■ Task to carry out:
Present the data as a JSON list of strings, one string per line, from the line with "For every button, label, input, icon, or" up to and including the line with "y-tick-exponent: 1 (104, 1358, 115, 1378)". Omit blank lines.

■ Record list:
* Begin *

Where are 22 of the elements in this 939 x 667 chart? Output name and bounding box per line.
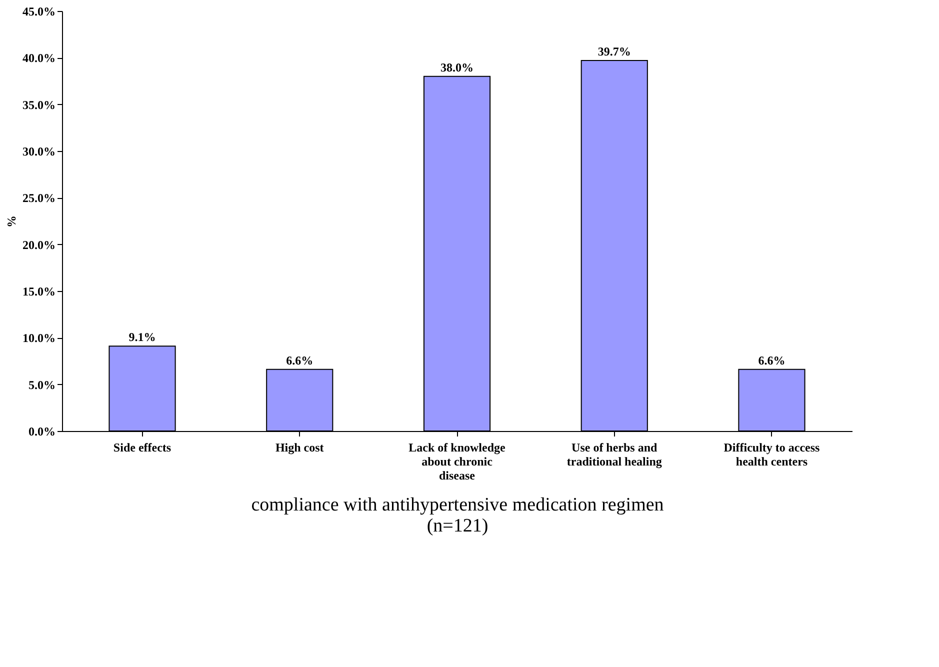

* End *
* Begin *

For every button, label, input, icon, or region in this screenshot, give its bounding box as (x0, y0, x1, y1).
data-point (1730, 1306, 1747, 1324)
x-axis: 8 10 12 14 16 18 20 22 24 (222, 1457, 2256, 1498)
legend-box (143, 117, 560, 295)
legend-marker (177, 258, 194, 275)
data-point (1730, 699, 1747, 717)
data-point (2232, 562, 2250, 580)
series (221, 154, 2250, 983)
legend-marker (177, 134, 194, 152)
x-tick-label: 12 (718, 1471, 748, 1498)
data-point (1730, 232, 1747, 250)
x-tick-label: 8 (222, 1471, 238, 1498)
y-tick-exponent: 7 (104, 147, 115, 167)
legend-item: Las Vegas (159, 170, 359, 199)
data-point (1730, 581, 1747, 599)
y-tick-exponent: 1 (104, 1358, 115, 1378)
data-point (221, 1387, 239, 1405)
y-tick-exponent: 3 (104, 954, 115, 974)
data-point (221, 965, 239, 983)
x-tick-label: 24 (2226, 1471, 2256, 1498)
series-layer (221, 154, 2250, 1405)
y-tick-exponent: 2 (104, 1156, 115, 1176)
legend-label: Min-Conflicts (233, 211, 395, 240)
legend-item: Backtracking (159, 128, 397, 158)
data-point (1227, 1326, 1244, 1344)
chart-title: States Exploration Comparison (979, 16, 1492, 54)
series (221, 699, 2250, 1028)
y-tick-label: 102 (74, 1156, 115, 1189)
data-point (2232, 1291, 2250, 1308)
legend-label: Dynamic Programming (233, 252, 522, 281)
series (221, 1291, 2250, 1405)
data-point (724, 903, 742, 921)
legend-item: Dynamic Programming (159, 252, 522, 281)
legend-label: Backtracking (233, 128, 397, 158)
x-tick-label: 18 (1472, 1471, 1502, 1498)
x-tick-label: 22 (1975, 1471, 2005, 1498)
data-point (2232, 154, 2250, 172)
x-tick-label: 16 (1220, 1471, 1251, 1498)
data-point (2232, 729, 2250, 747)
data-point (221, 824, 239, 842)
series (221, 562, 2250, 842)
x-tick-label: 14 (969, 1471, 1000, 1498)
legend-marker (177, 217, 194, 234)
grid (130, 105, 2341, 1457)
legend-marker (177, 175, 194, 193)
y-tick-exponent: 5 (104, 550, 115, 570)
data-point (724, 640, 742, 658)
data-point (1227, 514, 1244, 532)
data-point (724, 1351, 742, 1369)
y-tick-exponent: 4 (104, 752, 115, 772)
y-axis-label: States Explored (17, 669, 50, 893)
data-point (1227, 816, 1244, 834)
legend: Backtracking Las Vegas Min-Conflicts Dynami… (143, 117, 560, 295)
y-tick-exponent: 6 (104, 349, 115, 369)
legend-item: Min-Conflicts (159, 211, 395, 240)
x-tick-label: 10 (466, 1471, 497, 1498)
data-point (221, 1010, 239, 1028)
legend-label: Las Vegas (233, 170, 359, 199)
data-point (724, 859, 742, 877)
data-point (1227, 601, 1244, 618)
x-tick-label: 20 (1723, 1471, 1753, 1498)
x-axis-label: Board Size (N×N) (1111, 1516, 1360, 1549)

* End *
* Begin *

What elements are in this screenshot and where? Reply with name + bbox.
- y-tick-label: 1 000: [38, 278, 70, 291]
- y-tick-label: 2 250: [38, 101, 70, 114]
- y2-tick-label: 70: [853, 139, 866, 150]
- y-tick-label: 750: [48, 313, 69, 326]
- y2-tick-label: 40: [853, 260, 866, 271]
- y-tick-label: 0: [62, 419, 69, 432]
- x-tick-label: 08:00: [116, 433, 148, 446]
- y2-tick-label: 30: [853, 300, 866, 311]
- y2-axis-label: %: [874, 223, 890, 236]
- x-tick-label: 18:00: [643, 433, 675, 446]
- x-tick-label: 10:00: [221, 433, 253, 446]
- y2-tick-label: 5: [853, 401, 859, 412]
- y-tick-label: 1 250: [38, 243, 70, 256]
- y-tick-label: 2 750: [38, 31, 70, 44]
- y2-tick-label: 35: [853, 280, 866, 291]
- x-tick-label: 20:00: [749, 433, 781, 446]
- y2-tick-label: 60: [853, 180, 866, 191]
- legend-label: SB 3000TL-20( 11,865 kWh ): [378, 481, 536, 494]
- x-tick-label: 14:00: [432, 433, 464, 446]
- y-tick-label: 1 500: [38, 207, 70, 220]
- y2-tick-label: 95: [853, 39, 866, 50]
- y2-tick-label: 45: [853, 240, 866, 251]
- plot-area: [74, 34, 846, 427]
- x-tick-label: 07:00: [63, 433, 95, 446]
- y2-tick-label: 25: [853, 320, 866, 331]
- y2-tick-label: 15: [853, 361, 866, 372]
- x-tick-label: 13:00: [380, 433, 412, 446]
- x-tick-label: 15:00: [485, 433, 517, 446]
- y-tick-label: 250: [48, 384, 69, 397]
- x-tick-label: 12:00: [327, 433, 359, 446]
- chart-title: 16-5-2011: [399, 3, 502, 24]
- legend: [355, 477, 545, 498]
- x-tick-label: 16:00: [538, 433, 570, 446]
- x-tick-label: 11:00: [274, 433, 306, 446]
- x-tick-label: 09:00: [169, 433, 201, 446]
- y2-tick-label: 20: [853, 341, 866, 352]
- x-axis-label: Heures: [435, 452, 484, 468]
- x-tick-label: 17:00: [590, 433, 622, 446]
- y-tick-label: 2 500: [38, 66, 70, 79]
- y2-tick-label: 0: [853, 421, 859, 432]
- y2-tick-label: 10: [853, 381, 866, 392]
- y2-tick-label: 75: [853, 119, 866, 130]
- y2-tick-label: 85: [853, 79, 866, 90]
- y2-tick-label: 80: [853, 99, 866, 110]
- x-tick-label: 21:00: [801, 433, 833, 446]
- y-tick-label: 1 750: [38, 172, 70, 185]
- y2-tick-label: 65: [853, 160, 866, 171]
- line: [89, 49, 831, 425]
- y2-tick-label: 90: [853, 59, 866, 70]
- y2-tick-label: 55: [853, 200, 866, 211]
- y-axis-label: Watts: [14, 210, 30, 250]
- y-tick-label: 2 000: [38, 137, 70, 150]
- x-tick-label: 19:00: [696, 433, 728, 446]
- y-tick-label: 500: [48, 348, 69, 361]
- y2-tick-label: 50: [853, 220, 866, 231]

* End *

■ Written response:
[
  "For every button, label, input, icon, or region in this screenshot, give its bounding box as (x0, y0, x1, y1).",
  "data-point (1730, 1306, 1747, 1324)",
  "x-axis: 8 10 12 14 16 18 20 22 24 (222, 1457, 2256, 1498)",
  "legend-box (143, 117, 560, 295)",
  "legend-marker (177, 258, 194, 275)",
  "data-point (1730, 699, 1747, 717)",
  "data-point (2232, 562, 2250, 580)",
  "series (221, 154, 2250, 983)",
  "legend-marker (177, 134, 194, 152)",
  "x-tick-label: 12 (718, 1471, 748, 1498)",
  "data-point (1730, 232, 1747, 250)",
  "x-tick-label: 8 (222, 1471, 238, 1498)",
  "y-tick-exponent: 7 (104, 147, 115, 167)",
  "legend-item: Las Vegas (159, 170, 359, 199)",
  "data-point (1730, 581, 1747, 599)",
  "y-tick-exponent: 1 (104, 1358, 115, 1378)"
]